> **Exercise brief**:
Copy every line that contains the string "Кипелово" from the entries below.

> **Given data**:
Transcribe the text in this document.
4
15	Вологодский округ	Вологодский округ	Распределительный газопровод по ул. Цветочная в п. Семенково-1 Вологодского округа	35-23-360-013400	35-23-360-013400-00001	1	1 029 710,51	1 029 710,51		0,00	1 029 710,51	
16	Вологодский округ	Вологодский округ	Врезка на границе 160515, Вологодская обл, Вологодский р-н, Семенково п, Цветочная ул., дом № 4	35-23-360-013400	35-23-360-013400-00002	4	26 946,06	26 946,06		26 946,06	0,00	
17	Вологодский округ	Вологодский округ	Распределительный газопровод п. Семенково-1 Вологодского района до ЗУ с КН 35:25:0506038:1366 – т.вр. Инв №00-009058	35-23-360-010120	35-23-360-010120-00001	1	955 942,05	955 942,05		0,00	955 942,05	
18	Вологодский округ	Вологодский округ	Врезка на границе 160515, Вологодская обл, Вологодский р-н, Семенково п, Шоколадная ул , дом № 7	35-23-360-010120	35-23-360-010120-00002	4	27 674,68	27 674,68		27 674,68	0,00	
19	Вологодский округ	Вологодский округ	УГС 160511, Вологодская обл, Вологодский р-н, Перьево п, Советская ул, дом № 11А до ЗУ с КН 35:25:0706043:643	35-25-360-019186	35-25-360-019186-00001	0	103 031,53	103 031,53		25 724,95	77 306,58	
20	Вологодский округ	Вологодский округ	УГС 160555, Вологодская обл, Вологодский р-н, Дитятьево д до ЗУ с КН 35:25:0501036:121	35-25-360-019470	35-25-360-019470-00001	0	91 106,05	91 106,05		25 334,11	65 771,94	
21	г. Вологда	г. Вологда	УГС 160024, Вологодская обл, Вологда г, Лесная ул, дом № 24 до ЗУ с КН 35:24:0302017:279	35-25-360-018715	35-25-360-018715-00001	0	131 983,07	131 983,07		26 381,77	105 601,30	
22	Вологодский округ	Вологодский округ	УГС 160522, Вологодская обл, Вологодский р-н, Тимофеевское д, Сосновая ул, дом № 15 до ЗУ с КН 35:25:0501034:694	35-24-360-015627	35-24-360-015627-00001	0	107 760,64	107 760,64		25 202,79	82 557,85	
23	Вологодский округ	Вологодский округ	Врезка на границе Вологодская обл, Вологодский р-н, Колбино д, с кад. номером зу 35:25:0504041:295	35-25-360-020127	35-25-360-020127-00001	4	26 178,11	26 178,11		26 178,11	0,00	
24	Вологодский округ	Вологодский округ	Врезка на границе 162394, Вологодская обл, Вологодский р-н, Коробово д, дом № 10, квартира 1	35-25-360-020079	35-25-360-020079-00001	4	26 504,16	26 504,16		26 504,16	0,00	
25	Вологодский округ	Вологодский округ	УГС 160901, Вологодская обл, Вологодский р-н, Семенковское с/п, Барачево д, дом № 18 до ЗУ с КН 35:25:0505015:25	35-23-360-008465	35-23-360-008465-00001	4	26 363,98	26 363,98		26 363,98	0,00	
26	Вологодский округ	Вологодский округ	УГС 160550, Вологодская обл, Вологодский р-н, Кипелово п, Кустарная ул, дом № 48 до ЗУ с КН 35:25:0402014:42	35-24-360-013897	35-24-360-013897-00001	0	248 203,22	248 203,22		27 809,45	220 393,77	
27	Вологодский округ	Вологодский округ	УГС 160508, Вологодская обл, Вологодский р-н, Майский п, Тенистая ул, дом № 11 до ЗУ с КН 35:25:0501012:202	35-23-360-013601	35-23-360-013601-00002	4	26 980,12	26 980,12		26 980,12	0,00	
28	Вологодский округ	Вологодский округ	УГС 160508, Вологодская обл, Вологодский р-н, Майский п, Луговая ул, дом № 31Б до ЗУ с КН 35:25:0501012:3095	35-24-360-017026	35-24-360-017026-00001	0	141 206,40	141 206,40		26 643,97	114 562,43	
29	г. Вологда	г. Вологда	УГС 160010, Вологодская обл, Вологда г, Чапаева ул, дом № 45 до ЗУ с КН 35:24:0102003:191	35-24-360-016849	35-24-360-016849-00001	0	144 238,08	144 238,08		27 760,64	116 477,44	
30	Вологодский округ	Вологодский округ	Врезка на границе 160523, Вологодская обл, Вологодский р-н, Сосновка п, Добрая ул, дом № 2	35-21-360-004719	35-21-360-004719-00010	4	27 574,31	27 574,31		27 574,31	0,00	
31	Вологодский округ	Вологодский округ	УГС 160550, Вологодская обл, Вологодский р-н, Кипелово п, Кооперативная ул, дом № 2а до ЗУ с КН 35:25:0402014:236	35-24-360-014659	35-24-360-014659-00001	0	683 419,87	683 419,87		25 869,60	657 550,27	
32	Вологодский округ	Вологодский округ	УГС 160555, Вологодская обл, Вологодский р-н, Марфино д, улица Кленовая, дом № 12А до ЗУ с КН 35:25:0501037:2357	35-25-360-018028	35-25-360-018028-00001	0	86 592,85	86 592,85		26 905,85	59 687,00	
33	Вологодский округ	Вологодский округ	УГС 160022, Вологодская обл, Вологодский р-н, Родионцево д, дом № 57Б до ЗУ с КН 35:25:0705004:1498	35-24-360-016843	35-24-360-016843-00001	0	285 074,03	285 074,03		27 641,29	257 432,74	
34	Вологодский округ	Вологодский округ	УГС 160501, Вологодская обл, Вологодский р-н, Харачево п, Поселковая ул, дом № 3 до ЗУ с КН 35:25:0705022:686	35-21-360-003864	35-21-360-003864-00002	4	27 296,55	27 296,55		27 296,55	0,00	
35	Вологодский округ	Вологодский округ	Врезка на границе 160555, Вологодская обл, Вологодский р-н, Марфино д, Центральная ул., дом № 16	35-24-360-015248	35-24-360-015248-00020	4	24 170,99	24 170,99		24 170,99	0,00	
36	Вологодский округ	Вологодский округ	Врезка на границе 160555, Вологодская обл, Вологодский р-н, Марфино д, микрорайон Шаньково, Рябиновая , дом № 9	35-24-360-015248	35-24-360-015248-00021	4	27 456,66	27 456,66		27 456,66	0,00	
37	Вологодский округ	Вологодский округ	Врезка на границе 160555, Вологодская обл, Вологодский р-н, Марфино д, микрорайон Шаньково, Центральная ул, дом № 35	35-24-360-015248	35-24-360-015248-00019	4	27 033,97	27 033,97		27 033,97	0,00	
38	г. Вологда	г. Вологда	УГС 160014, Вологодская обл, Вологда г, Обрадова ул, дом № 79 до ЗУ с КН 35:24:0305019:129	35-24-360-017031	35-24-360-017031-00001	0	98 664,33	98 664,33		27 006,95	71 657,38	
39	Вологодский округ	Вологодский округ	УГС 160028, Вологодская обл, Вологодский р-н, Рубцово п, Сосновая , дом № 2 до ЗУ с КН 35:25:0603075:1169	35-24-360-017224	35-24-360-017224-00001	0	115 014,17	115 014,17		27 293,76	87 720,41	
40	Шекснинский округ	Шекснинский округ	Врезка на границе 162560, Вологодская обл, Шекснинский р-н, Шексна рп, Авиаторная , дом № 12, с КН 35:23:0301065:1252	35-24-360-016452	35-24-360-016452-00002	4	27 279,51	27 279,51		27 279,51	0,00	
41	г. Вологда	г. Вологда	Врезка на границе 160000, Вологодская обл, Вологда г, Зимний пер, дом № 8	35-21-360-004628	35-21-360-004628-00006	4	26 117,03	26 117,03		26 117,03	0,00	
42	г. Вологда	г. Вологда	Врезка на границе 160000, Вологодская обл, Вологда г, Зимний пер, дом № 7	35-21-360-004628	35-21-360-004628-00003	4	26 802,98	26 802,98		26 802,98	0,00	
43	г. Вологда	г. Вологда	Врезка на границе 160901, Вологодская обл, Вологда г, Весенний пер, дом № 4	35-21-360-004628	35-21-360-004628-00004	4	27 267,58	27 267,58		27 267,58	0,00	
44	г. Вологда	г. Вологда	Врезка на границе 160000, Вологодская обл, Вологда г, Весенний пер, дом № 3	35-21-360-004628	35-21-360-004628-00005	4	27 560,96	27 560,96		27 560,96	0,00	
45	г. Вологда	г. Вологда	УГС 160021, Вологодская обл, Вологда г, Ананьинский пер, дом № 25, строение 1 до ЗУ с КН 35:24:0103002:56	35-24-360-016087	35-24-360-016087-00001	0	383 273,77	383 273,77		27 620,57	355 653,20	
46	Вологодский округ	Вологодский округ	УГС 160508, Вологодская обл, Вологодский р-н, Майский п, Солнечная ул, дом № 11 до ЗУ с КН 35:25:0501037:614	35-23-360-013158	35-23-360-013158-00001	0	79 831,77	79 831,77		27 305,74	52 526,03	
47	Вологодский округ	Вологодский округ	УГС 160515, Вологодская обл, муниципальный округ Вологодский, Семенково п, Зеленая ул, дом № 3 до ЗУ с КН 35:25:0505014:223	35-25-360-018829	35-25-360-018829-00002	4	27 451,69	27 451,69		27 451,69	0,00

> **Answer in full**:
26	Вологодский округ	Вологодский округ	УГС 160550, Вологодская обл, Вологодский р-н, Кипелово п, Кустарная ул, дом № 48 до ЗУ с КН 35:25:0402014:42	35-24-360-013897	35-24-360-013897-00001	0	248 203,22	248 203,22		27 809,45	220 393,77	
31	Вологодский округ	Вологодский округ	УГС 160550, Вологодская обл, Вологодский р-н, Кипелово п, Кооперативная ул, дом № 2а до ЗУ с КН 35:25:0402014:236	35-24-360-014659	35-24-360-014659-00001	0	683 419,87	683 419,87		25 869,60	657 550,27	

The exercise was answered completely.